(Text passage)
________________

BBG's Japanese garden opened on the northeastern corner of the grounds in June 1915, next to the lake. At that time, BBG started admitting visitors every day of the week; the grounds had been closed during the previous year because workers were regrading the paths. McKim, Mead & White filed plans for expansions of the Palm House and the Laboratory Administration Building in August 1915 at a projected cost of $150,000. The Board of Estimate approved the rock garden in March 1916, and the Laboratory Administration Building's cornerstone was laid at a groundbreaking ceremony that April. The rock garden was completed in May 1916. The same year, the third section of the Palm House was built, and contracts for the Palm House's fourth section were awarded. The Laboratory Administration Building and Palm House were nearly complete in early 1917 and were dedicated on April 19–21, 1917. The children's building was finished the same year.

=== Operation ===
Caparn designed most of BBG's grounds in the botanical garden's first three decades of operation, including the Osborne Garden, Cranford Rose Garden, Magnolia Plaza, and Plant Collection. For most of the 20th century, BBG could not expand beyond 52 acre because of space constraints. BBG initially did not charge admission.

________________

(Data to examine)
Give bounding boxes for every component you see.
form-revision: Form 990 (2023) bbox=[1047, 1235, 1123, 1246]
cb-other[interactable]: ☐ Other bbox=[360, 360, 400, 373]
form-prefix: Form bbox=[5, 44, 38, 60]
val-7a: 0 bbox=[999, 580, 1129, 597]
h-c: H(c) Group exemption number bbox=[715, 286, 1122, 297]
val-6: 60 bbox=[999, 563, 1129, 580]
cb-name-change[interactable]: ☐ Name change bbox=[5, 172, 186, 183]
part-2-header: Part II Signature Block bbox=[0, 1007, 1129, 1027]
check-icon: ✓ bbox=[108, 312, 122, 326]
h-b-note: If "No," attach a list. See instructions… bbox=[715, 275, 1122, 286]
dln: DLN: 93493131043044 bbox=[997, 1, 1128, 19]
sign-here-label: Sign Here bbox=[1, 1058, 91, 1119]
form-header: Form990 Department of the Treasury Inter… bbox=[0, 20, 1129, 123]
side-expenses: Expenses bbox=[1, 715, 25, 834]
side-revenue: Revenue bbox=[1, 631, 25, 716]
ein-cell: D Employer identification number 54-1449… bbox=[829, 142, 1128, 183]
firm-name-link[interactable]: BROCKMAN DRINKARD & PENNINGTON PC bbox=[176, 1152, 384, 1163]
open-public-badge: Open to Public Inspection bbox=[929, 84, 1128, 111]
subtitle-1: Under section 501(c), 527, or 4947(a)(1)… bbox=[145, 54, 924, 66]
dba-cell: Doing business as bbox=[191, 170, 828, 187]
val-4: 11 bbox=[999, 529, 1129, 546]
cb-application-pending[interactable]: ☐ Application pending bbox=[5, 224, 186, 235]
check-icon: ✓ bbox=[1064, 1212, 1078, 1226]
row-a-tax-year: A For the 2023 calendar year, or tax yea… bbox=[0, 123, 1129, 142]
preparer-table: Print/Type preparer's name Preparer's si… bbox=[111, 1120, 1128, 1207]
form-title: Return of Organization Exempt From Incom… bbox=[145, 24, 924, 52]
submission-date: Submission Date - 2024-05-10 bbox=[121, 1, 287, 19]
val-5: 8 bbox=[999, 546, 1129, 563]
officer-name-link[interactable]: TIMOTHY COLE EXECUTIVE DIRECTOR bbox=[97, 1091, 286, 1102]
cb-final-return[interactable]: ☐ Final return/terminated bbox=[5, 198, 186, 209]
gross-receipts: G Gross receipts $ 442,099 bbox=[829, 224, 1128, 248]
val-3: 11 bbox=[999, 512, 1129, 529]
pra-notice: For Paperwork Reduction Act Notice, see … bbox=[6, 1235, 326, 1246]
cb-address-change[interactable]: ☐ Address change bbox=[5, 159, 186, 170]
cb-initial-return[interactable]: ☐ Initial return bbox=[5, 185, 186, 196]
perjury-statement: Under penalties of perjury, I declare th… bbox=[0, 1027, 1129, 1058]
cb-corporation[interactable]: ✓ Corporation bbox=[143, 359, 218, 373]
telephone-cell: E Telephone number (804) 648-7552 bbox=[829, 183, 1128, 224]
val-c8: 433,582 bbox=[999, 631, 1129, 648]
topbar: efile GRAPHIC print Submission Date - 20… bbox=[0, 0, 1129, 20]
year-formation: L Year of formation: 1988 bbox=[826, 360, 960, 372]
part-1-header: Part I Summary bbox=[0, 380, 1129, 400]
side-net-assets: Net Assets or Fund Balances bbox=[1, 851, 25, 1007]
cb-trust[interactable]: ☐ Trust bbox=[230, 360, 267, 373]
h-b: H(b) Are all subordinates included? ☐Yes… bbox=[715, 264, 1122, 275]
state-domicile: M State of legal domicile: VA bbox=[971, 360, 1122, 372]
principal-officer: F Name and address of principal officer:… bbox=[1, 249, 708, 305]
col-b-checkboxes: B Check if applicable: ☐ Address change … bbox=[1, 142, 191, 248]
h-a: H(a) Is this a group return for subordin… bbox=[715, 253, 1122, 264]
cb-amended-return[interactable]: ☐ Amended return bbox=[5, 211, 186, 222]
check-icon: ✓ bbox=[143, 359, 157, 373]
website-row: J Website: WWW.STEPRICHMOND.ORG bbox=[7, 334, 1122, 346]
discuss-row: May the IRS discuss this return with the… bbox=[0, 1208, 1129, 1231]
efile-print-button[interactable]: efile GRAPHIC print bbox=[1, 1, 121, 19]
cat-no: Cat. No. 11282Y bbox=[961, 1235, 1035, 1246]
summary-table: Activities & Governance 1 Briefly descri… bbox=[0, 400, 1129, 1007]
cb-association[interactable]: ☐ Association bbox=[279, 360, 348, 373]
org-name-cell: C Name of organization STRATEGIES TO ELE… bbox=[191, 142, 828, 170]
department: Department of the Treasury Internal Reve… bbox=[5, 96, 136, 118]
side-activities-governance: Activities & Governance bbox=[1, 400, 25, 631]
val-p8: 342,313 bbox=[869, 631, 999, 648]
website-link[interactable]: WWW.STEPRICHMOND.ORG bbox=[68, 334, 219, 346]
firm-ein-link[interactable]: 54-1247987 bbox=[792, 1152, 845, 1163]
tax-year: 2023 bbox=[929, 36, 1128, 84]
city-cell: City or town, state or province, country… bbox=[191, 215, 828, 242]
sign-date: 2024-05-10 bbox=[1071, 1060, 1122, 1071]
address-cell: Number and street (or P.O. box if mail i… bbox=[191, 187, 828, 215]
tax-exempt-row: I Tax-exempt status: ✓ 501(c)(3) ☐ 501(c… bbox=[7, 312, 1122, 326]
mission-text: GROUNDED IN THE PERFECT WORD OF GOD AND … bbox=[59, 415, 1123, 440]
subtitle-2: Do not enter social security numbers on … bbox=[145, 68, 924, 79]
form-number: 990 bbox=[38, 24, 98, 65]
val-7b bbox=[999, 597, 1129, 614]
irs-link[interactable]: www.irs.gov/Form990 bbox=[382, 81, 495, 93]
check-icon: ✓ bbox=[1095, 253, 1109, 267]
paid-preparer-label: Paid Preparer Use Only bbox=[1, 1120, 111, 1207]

________________

(Problem statement)
Carry on the passage about BBG's early history from its last sentence.

(The answer)
==== 1920s and 1930s ====
By the early 1920s, BBG had 330,000 visitors a year, including over 15,000 students from across Brooklyn. During 1921, BBG staff planted 2,000 lily bulbs within its Lily Pool Terrace, as well as thousands of daffodils and crocus bulbs. BBG also planted thousands of asters east of the Laboratory Administration Building. Daniel Chester French designed the Alfred Tredway White Memorial for the botanical garden in 1922 following White's death. John D. Rockefeller Jr. offered to donate $250,000 to BBG in 1925 on the condition that the botanical garden raise matching funds. By then, 500,000 people (including 50,000 students) visited BBG annually, and BBG gave lectures and classes to another 25,000 people per year. The same year, Ernest F. Coe donated 32 bonsai to allow BBG to establish its Bonsai Collection, and Henry C. Folger gave BBG $500 to establish a Shakespeare garden, which opened in May 1925. Gager announced in 1927 that BBG would create a rose garden, following a $10,000 donation from Walter V. Cranford (later increased to $15,000). The rose garden opened on May 8, 1928, and was finished that June. An anonymous donor contributed funds for a stone bridge at BBG in December 1928, replacing a wooden bridge across the botanical garden's lake.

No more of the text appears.